À FAIRE:
**a)** D'après le témoignage, de quelle province italienne les parents sont-ils partis ?
**b)** Recopiez le passage du témoignage qui va de « Je suis né de » à « leurs trois enfants. », ces deux bouts de phrase compris.

TEXTE FOURNI:
▽
Témoignages
Fils d’immigrés

Je suis né de parents italiens très modestes. Papa et maman étaient enfants de familles assez nombreuses (dix et onze enfants). La vie était difficile. Brève scolarité, travail aux champs et tâches à la maison. Avant de se connaître, ils ont dû quitter le giron familial respectif pour n’être plus à charge et subvenir aux besoins de la tribu. Après tant d’autres compatriotes dispersés sur la planète, ils ont quitté la ‘Alta Valseriana’ (province de Bergamo) pour atterrir à proximité de Dijon comme manoeuvre pour lui, dans le Loiret, à Gien, comme ‘assistante’ d’un dentiste pour elle. Mariés en
Italie, c’est à proximité de Dijon qu’ils ont atterri. C’est là que sont nés leurs trois enfants.
△
EXTRAITS DE DONNÉES:
▽
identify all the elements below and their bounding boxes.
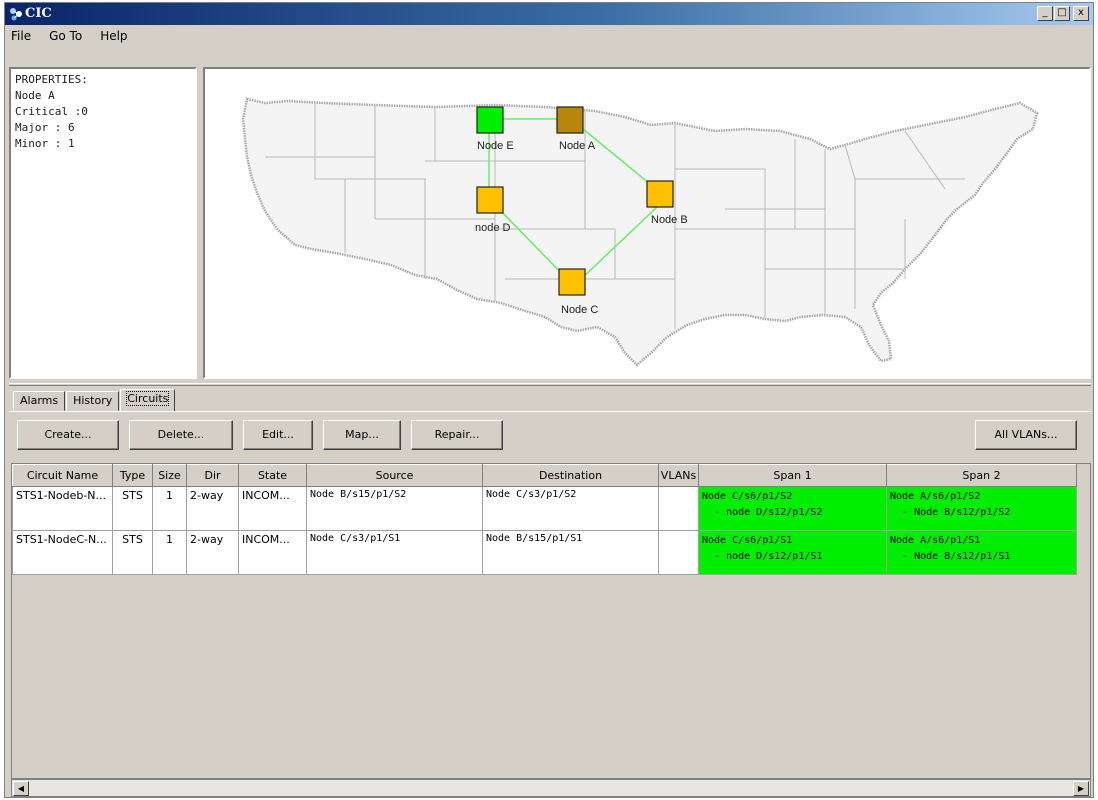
cell-destination: Node C/s3/p1/S2 <box>482 486 659 531</box>
cell-dir: 2-way <box>186 486 239 531</box>
span-1-to: - node D/s12/p1/S1 <box>702 551 823 562</box>
span-2-to: - Node B/s12/p1/S2 <box>890 507 1011 518</box>
cell-dir: 2-way <box>186 530 239 575</box>
usa-map-outline <box>241 97 1039 367</box>
node-a-icon <box>556 106 584 134</box>
span-2-to: - Node B/s12/p1/S1 <box>890 551 1011 562</box>
tab-circuits[interactable]: Circuits <box>120 389 176 411</box>
menu-bar: File Go To Help <box>5 25 1093 47</box>
column-header-vlans[interactable]: VLANs <box>658 464 699 487</box>
properties-critical: Critical :0 <box>15 105 88 118</box>
column-header-dir[interactable]: Dir <box>186 464 239 487</box>
cell-span-1: Node C/s6/p1/S1 - node D/s12/p1/S1 <box>698 530 887 575</box>
window-controls: _ □ x <box>1036 6 1089 22</box>
table-row[interactable]: STS1-NodeC-N... STS 1 2-way INCOM... Nod… <box>12 530 1077 575</box>
cell-type: STS <box>112 530 153 575</box>
close-button[interactable]: x <box>1073 6 1089 21</box>
circuits-table: Circuit Name Type Size Dir State Source … <box>12 464 1077 575</box>
app-icon <box>10 8 22 21</box>
node-a-label: Node A <box>559 140 596 152</box>
table-header-row: Circuit Name Type Size Dir State Source … <box>12 464 1077 487</box>
panel-splitter[interactable] <box>9 383 1091 386</box>
menu-file[interactable]: File <box>9 29 33 43</box>
properties-node-name: Node A <box>15 89 55 102</box>
node-b-label: Node B <box>651 214 688 226</box>
cell-span-2: Node A/s6/p1/S1 - Node B/s12/p1/S1 <box>886 530 1077 575</box>
node-c-label: Node C <box>561 304 598 316</box>
cell-source: Node B/s15/p1/S2 <box>306 486 483 531</box>
cell-state: INCOM... <box>238 530 307 575</box>
node-d-icon <box>476 186 504 214</box>
network-map[interactable]: Node E Node A node D Node B Node C <box>205 69 1089 377</box>
circuits-table-container[interactable]: Circuit Name Type Size Dir State Source … <box>11 463 1091 779</box>
circuits-toolbar: Create... Delete... Edit... Map... Repai… <box>9 411 1091 455</box>
all-vlans-button[interactable]: All VLANs... <box>975 420 1077 450</box>
column-header-type[interactable]: Type <box>112 464 153 487</box>
properties-heading: PROPERTIES: <box>15 73 88 86</box>
column-header-span-1[interactable]: Span 1 <box>698 464 887 487</box>
column-header-size[interactable]: Size <box>152 464 187 487</box>
edit-button[interactable]: Edit... <box>243 420 313 450</box>
map-button[interactable]: Map... <box>323 420 401 450</box>
horizontal-scrollbar[interactable]: ◀ ▶ <box>11 779 1091 797</box>
node-e-label: Node E <box>477 140 514 152</box>
column-header-source[interactable]: Source <box>306 464 483 487</box>
node-d-label: node D <box>475 222 511 234</box>
create-button[interactable]: Create... <box>17 420 119 450</box>
cell-size: 1 <box>152 530 187 575</box>
node-e-icon <box>476 106 504 134</box>
cell-destination: Node B/s15/p1/S1 <box>482 530 659 575</box>
cell-vlans <box>658 486 699 531</box>
column-header-destination[interactable]: Destination <box>482 464 659 487</box>
node-c-icon <box>558 268 586 296</box>
tab-circuits-label: Circuits <box>126 391 170 406</box>
table-row[interactable]: STS1-Nodeb-N... STS 1 2-way INCOM... Nod… <box>12 486 1077 531</box>
column-header-state[interactable]: State <box>238 464 307 487</box>
minimize-button[interactable]: _ <box>1037 6 1053 21</box>
cell-span-1: Node C/s6/p1/S2 - node D/s12/p1/S2 <box>698 486 887 531</box>
cic-window: CIC _ □ x File Go To Help PROPERTIES: No… <box>4 2 1094 798</box>
properties-major: Major : 6 <box>15 121 75 134</box>
span-1-from: Node C/s6/p1/S2 <box>702 491 793 502</box>
cell-circuit-name: STS1-Nodeb-N... <box>12 486 113 531</box>
column-header-span-2[interactable]: Span 2 <box>886 464 1077 487</box>
tab-alarms-label: Alarms <box>20 394 59 407</box>
tab-history-label: History <box>73 394 113 407</box>
node-b-icon <box>646 180 674 208</box>
properties-panel: PROPERTIES: Node A Critical :0 Major : 6… <box>9 67 197 379</box>
maximize-button[interactable]: □ <box>1054 6 1070 21</box>
properties-minor: Minor : 1 <box>15 137 75 150</box>
span-1-to: - node D/s12/p1/S2 <box>702 507 823 518</box>
cell-type: STS <box>112 486 153 531</box>
span-2-from: Node A/s6/p1/S1 <box>890 535 981 546</box>
repair-button[interactable]: Repair... <box>411 420 503 450</box>
title-bar[interactable]: CIC _ □ x <box>5 3 1093 25</box>
scroll-left-button[interactable]: ◀ <box>13 781 29 796</box>
scroll-right-button[interactable]: ▶ <box>1073 781 1089 796</box>
cell-span-2: Node A/s6/p1/S2 - Node B/s12/p1/S2 <box>886 486 1077 531</box>
window-title: CIC <box>25 6 52 21</box>
cell-size: 1 <box>152 486 187 531</box>
tab-history[interactable]: History <box>66 391 120 411</box>
span-2-from: Node A/s6/p1/S2 <box>890 491 981 502</box>
menu-help[interactable]: Help <box>98 29 129 43</box>
cell-state: INCOM... <box>238 486 307 531</box>
cell-source: Node C/s3/p1/S1 <box>306 530 483 575</box>
menu-go-to[interactable]: Go To <box>47 29 84 43</box>
delete-button[interactable]: Delete... <box>129 420 233 450</box>
cell-circuit-name: STS1-NodeC-N... <box>12 530 113 575</box>
network-map-panel[interactable]: Node E Node A node D Node B Node C <box>203 67 1091 379</box>
tab-alarms[interactable]: Alarms <box>13 391 66 411</box>
span-1-from: Node C/s6/p1/S1 <box>702 535 793 546</box>
cell-vlans <box>658 530 699 575</box>
column-header-circuit-name[interactable]: Circuit Name <box>12 464 113 487</box>
tab-strip: Alarms History Circuits <box>13 389 176 411</box>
△
RÉPONSES DANS L'ORDRE:
**a)** De la province de Bergamo, dans l'Alta Valseriana.

**b)**
Je suis né de parents italiens très modestes. Papa et maman étaient enfants de familles assez nombreuses (dix et onze enfants). La vie était difficile. Brève scolarité, travail aux champs et tâches à la maison. Avant de se connaître, ils ont dû quitter le giron familial respectif pour n’être plus à charge et subvenir aux besoins de la tribu. Après tant d’autres compatriotes dispersés sur la planète, ils ont quitté la ‘Alta Valseriana’ (province de Bergamo) pour atterrir à proximité de Dijon comme manoeuvre pour lui, dans le Loiret, à Gien, comme ‘assistante’ d’un dentiste pour elle. Mariés en
Italie, c’est à proximité de Dijon qu’ils ont atterri. C’est là que sont nés leurs trois enfants.